• PROBLEM DESCRIPTION
Each record here should be printed again exactly; please leave its pictures out.

GIVEN RECORDS Start Marker

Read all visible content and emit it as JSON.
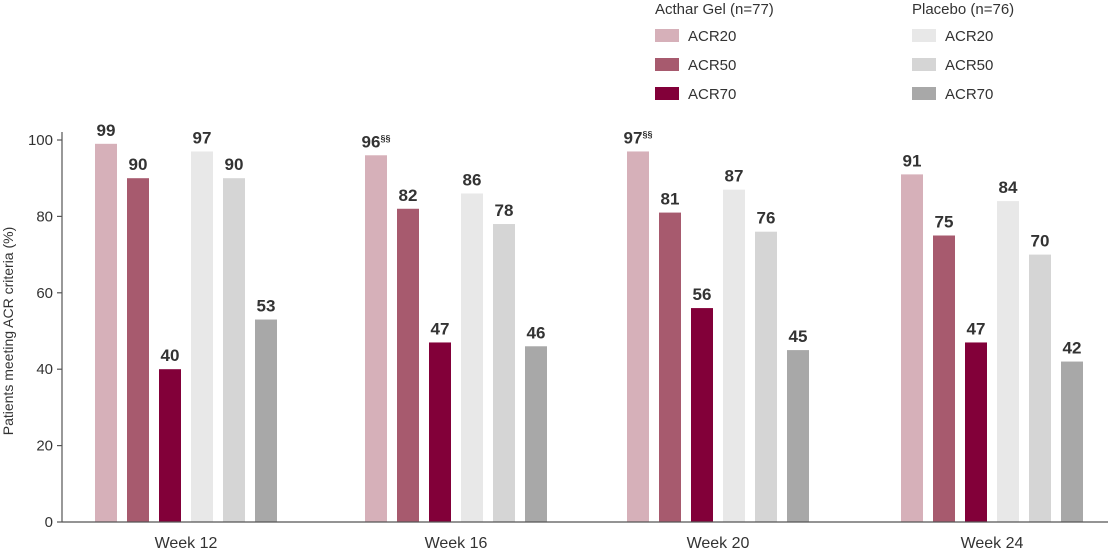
{
  "chart_data": {
    "type": "bar",
    "ylabel": "Patients meeting ACR criteria (%)",
    "ylim": [
      0,
      100
    ],
    "yticks": [
      0,
      20,
      40,
      60,
      80,
      100
    ],
    "categories": [
      "Week 12",
      "Week 16",
      "Week 20",
      "Week 24"
    ],
    "legend_groups": [
      {
        "title": "Acthar Gel (n=77)",
        "series_index": [
          0,
          1,
          2
        ]
      },
      {
        "title": "Placebo (n=76)",
        "series_index": [
          3,
          4,
          5
        ]
      }
    ],
    "series": [
      {
        "name": "ACR20",
        "color": "#d6b0b9",
        "values": [
          99,
          96,
          97,
          91
        ],
        "label_marks": [
          "",
          "§§",
          "§§",
          ""
        ]
      },
      {
        "name": "ACR50",
        "color": "#a75a6e",
        "values": [
          90,
          82,
          81,
          75
        ],
        "label_marks": [
          "",
          "",
          "",
          ""
        ]
      },
      {
        "name": "ACR70",
        "color": "#820039",
        "values": [
          40,
          47,
          56,
          47
        ],
        "label_marks": [
          "",
          "",
          "",
          ""
        ]
      },
      {
        "name": "ACR20",
        "color": "#e8e8e8",
        "values": [
          97,
          86,
          87,
          84
        ],
        "label_marks": [
          "",
          "",
          "",
          ""
        ]
      },
      {
        "name": "ACR50",
        "color": "#d5d5d5",
        "values": [
          90,
          78,
          76,
          70
        ],
        "label_marks": [
          "",
          "",
          "",
          ""
        ]
      },
      {
        "name": "ACR70",
        "color": "#a8a8a8",
        "values": [
          53,
          46,
          45,
          42
        ],
        "label_marks": [
          "",
          "",
          "",
          ""
        ]
      }
    ]
  }
}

GIVEN RECORDS End Marker

• COMPLETED EXERCISE
Read all visible content and emit it as JSON.
{
  "chart_data": {
    "type": "bar",
    "ylabel": "Patients meeting ACR criteria (%)",
    "ylim": [
      0,
      100
    ],
    "yticks": [
      0,
      20,
      40,
      60,
      80,
      100
    ],
    "categories": [
      "Week 12",
      "Week 16",
      "Week 20",
      "Week 24"
    ],
    "legend_groups": [
      {
        "title": "Acthar Gel (n=77)",
        "series_index": [
          0,
          1,
          2
        ]
      },
      {
        "title": "Placebo (n=76)",
        "series_index": [
          3,
          4,
          5
        ]
      }
    ],
    "series": [
      {
        "name": "ACR20",
        "color": "#d6b0b9",
        "values": [
          99,
          96,
          97,
          91
        ],
        "label_marks": [
          "",
          "§§",
          "§§",
          ""
        ]
      },
      {
        "name": "ACR50",
        "color": "#a75a6e",
        "values": [
          90,
          82,
          81,
          75
        ],
        "label_marks": [
          "",
          "",
          "",
          ""
        ]
      },
      {
        "name": "ACR70",
        "color": "#820039",
        "values": [
          40,
          47,
          56,
          47
        ],
        "label_marks": [
          "",
          "",
          "",
          ""
        ]
      },
      {
        "name": "ACR20",
        "color": "#e8e8e8",
        "values": [
          97,
          86,
          87,
          84
        ],
        "label_marks": [
          "",
          "",
          "",
          ""
        ]
      },
      {
        "name": "ACR50",
        "color": "#d5d5d5",
        "values": [
          90,
          78,
          76,
          70
        ],
        "label_marks": [
          "",
          "",
          "",
          ""
        ]
      },
      {
        "name": "ACR70",
        "color": "#a8a8a8",
        "values": [
          53,
          46,
          45,
          42
        ],
        "label_marks": [
          "",
          "",
          "",
          ""
        ]
      }
    ]
  }
}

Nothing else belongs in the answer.